- SUPPLIED DATA:
- - - -
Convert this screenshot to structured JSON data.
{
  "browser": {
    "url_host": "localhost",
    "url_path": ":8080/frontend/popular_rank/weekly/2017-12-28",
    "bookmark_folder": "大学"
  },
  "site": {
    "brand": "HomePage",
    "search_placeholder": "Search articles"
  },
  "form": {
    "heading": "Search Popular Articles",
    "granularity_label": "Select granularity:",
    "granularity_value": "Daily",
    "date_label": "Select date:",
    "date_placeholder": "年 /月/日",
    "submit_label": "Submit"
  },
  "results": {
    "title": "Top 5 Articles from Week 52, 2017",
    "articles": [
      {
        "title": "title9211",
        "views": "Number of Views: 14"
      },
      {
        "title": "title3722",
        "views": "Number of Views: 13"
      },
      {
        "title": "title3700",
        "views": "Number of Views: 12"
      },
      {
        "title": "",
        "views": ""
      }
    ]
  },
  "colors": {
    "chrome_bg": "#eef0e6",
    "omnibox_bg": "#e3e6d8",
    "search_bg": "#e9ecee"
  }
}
- - - -
- SHORT EXERCISE: Working from the entries above, return all lines that contain "views".

- ANSWER TO THE PROBLEM:
        "views": "Number of Views: 14"
        "views": "Number of Views: 13"
        "views": "Number of Views: 12"
        "views": ""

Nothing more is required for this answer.